— Begin —
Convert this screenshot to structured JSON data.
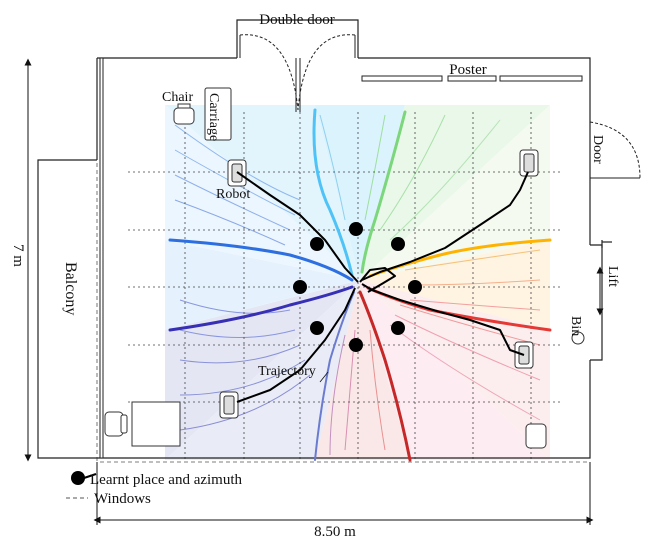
{
  "labels": {
    "double_door": "Double door",
    "poster": "Poster",
    "chair": "Chair",
    "carriage": "Carriage",
    "robot": "Robot",
    "door": "Door",
    "lift": "Lift",
    "bin": "Bin",
    "balcony": "Balcony",
    "trajectory": "Trajectory",
    "height": "7 m",
    "width": "8.50 m"
  },
  "legend": {
    "place_label": "Learnt place and azimuth",
    "windows_label": "Windows"
  },
  "colors": {
    "walls": "#222222",
    "trajectory": "#000000",
    "place_marker": "#000000",
    "sector_colors": [
      "#4fc3f7",
      "#7cd67c",
      "#ffb300",
      "#e53935",
      "#c62828",
      "#4a5fc1",
      "#2d6fe0"
    ]
  }
}
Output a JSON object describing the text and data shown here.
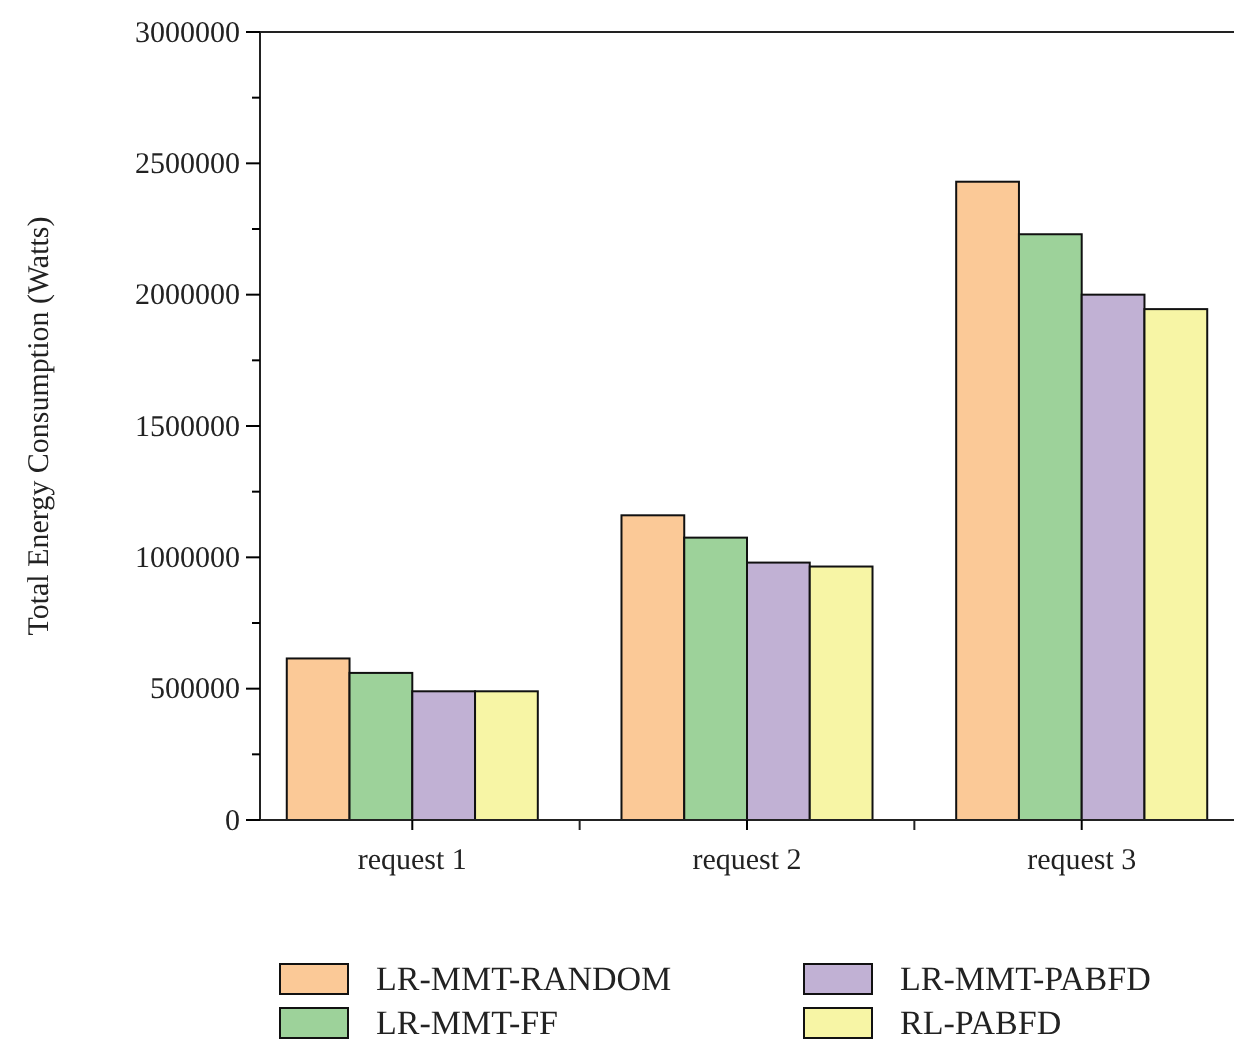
{
  "chart_data": {
    "type": "bar",
    "ylabel": "Total Energy Consumption (Watts)",
    "categories": [
      "request 1",
      "request 2",
      "request 3"
    ],
    "series": [
      {
        "name": "LR-MMT-RANDOM",
        "color": "#fbc997",
        "values": [
          615000,
          1160000,
          2430000
        ]
      },
      {
        "name": "LR-MMT-FF",
        "color": "#9dd29a",
        "values": [
          560000,
          1075000,
          2230000
        ]
      },
      {
        "name": "LR-MMT-PABFD",
        "color": "#c1b1d4",
        "values": [
          490000,
          980000,
          2000000
        ]
      },
      {
        "name": "RL-PABFD",
        "color": "#f7f5a5",
        "values": [
          490000,
          965000,
          1945000
        ]
      }
    ],
    "ylim": [
      0,
      3000000
    ],
    "yticks": [
      0,
      {
        "value": 250000,
        "label": null
      },
      500000,
      {
        "value": 750000,
        "label": null
      },
      1000000,
      {
        "value": 1250000,
        "label": null
      },
      1500000,
      {
        "value": 1750000,
        "label": null
      },
      2000000,
      {
        "value": 2250000,
        "label": null
      },
      2500000,
      {
        "value": 2750000,
        "label": null
      },
      3000000
    ],
    "legend": "bottom",
    "grid": false
  }
}
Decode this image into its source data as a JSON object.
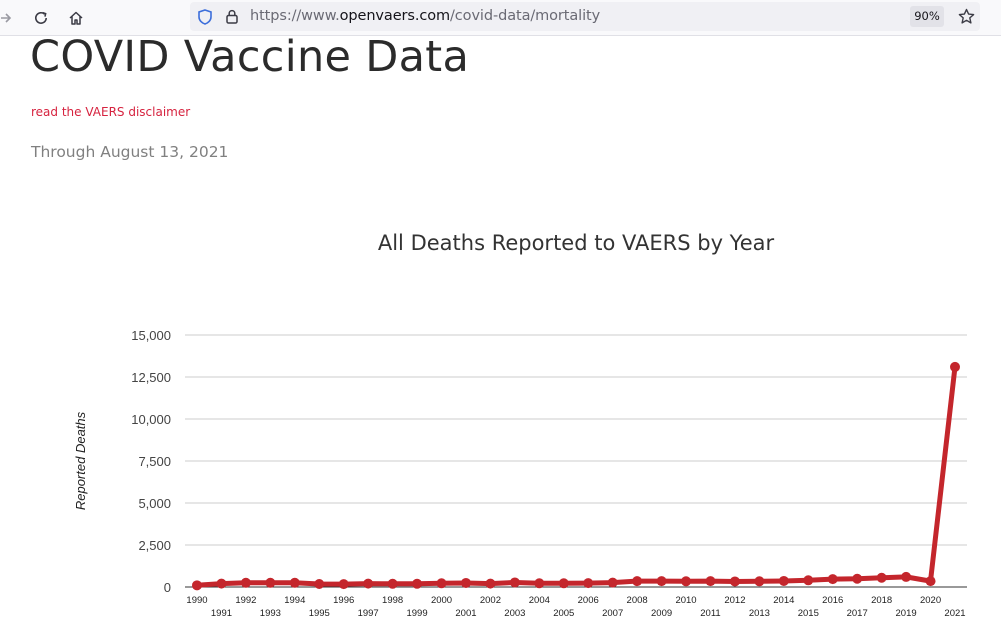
{
  "browser": {
    "url_prefix": "https://www.",
    "url_host": "openvaers.com",
    "url_path": "/covid-data/mortality",
    "zoom": "90%"
  },
  "page": {
    "title": "COVID Vaccine Data",
    "disclaimer_link": "read the VAERS disclaimer",
    "subtitle": "Through August 13, 2021"
  },
  "colors": {
    "line": "#c4262c",
    "disclaimer": "#d6233f"
  },
  "icons": [
    "forward-arrow-icon",
    "reload-icon",
    "home-icon",
    "shield-icon",
    "lock-icon",
    "star-icon"
  ],
  "chart_data": {
    "type": "line",
    "title": "All Deaths Reported to VAERS by Year",
    "xlabel": "",
    "ylabel": "Reported Deaths",
    "ylim": [
      0,
      15000
    ],
    "yticks": [
      0,
      2500,
      5000,
      7500,
      10000,
      12500,
      15000
    ],
    "ytick_labels": [
      "0",
      "2,500",
      "5,000",
      "7,500",
      "10,000",
      "12,500",
      "15,000"
    ],
    "grid": true,
    "legend": "none",
    "categories": [
      "1990",
      "1991",
      "1992",
      "1993",
      "1994",
      "1995",
      "1996",
      "1997",
      "1998",
      "1999",
      "2000",
      "2001",
      "2002",
      "2003",
      "2004",
      "2005",
      "2006",
      "2007",
      "2008",
      "2009",
      "2010",
      "2011",
      "2012",
      "2013",
      "2014",
      "2015",
      "2016",
      "2017",
      "2018",
      "2019",
      "2020",
      "2021"
    ],
    "series": [
      {
        "values": [
          100,
          200,
          250,
          250,
          250,
          180,
          170,
          200,
          190,
          190,
          220,
          240,
          200,
          270,
          220,
          220,
          230,
          260,
          350,
          350,
          340,
          350,
          330,
          340,
          360,
          400,
          470,
          490,
          550,
          600,
          350,
          13100
        ]
      }
    ]
  }
}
— End —
* **Exercise description**
Your task is to copy the entries in full and exactly, without any images.

* **Exercise result**
Convert this screenshot to structured JSON data.
{
  "labels": {
    "double_door": "Double door",
    "poster": "Poster",
    "chair": "Chair",
    "carriage": "Carriage",
    "robot": "Robot",
    "door": "Door",
    "lift": "Lift",
    "bin": "Bin",
    "balcony": "Balcony",
    "trajectory": "Trajectory",
    "height": "7 m",
    "width": "8.50 m"
  },
  "legend": {
    "place_label": "Learnt place and azimuth",
    "windows_label": "Windows"
  },
  "colors": {
    "walls": "#222222",
    "trajectory": "#000000",
    "place_marker": "#000000",
    "sector_colors": [
      "#4fc3f7",
      "#7cd67c",
      "#ffb300",
      "#e53935",
      "#c62828",
      "#4a5fc1",
      "#2d6fe0"
    ]
  }
}
Output a JSON object describing the text and data shown here.
{
  "chart_data": {
    "type": "bar",
    "ylabel": "Total Energy Consumption (Watts)",
    "categories": [
      "request 1",
      "request 2",
      "request 3"
    ],
    "series": [
      {
        "name": "LR-MMT-RANDOM",
        "color": "#fbc997",
        "values": [
          615000,
          1160000,
          2430000
        ]
      },
      {
        "name": "LR-MMT-FF",
        "color": "#9dd29a",
        "values": [
          560000,
          1075000,
          2230000
        ]
      },
      {
        "name": "LR-MMT-PABFD",
        "color": "#c1b1d4",
        "values": [
          490000,
          980000,
          2000000
        ]
      },
      {
        "name": "RL-PABFD",
        "color": "#f7f5a5",
        "values": [
          490000,
          965000,
          1945000
        ]
      }
    ],
    "ylim": [
      0,
      3000000
    ],
    "yticks": [
      0,
      {
        "value": 250000,
        "label": null
      },
      500000,
      {
        "value": 750000,
        "label": null
      },
      1000000,
      {
        "value": 1250000,
        "label": null
      },
      1500000,
      {
        "value": 1750000,
        "label": null
      },
      2000000,
      {
        "value": 2250000,
        "label": null
      },
      2500000,
      {
        "value": 2750000,
        "label": null
      },
      3000000
    ],
    "legend": "bottom",
    "grid": false
  }
}
Decode this image into its source data as a JSON object.
{
  "browser": {
    "url_prefix": "https://www.",
    "url_host": "openvaers.com",
    "url_path": "/covid-data/mortality",
    "zoom": "90%"
  },
  "page": {
    "title": "COVID Vaccine Data",
    "disclaimer_link": "read the VAERS disclaimer",
    "subtitle": "Through August 13, 2021"
  },
  "colors": {
    "line": "#c4262c",
    "disclaimer": "#d6233f"
  },
  "icons": [
    "forward-arrow-icon",
    "reload-icon",
    "home-icon",
    "shield-icon",
    "lock-icon",
    "star-icon"
  ],
  "chart_data": {
    "type": "line",
    "title": "All Deaths Reported to VAERS by Year",
    "xlabel": "",
    "ylabel": "Reported Deaths",
    "ylim": [
      0,
      15000
    ],
    "yticks": [
      0,
      2500,
      5000,
      7500,
      10000,
      12500,
      15000
    ],
    "ytick_labels": [
      "0",
      "2,500",
      "5,000",
      "7,500",
      "10,000",
      "12,500",
      "15,000"
    ],
    "grid": true,
    "legend": "none",
    "categories": [
      "1990",
      "1991",
      "1992",
      "1993",
      "1994",
      "1995",
      "1996",
      "1997",
      "1998",
      "1999",
      "2000",
      "2001",
      "2002",
      "2003",
      "2004",
      "2005",
      "2006",
      "2007",
      "2008",
      "2009",
      "2010",
      "2011",
      "2012",
      "2013",
      "2014",
      "2015",
      "2016",
      "2017",
      "2018",
      "2019",
      "2020",
      "2021"
    ],
    "series": [
      {
        "values": [
          100,
          200,
          250,
          250,
          250,
          180,
          170,
          200,
          190,
          190,
          220,
          240,
          200,
          270,
          220,
          220,
          230,
          260,
          350,
          350,
          340,
          350,
          330,
          340,
          360,
          400,
          470,
          490,
          550,
          600,
          350,
          13100
        ]
      }
    ]
  }
}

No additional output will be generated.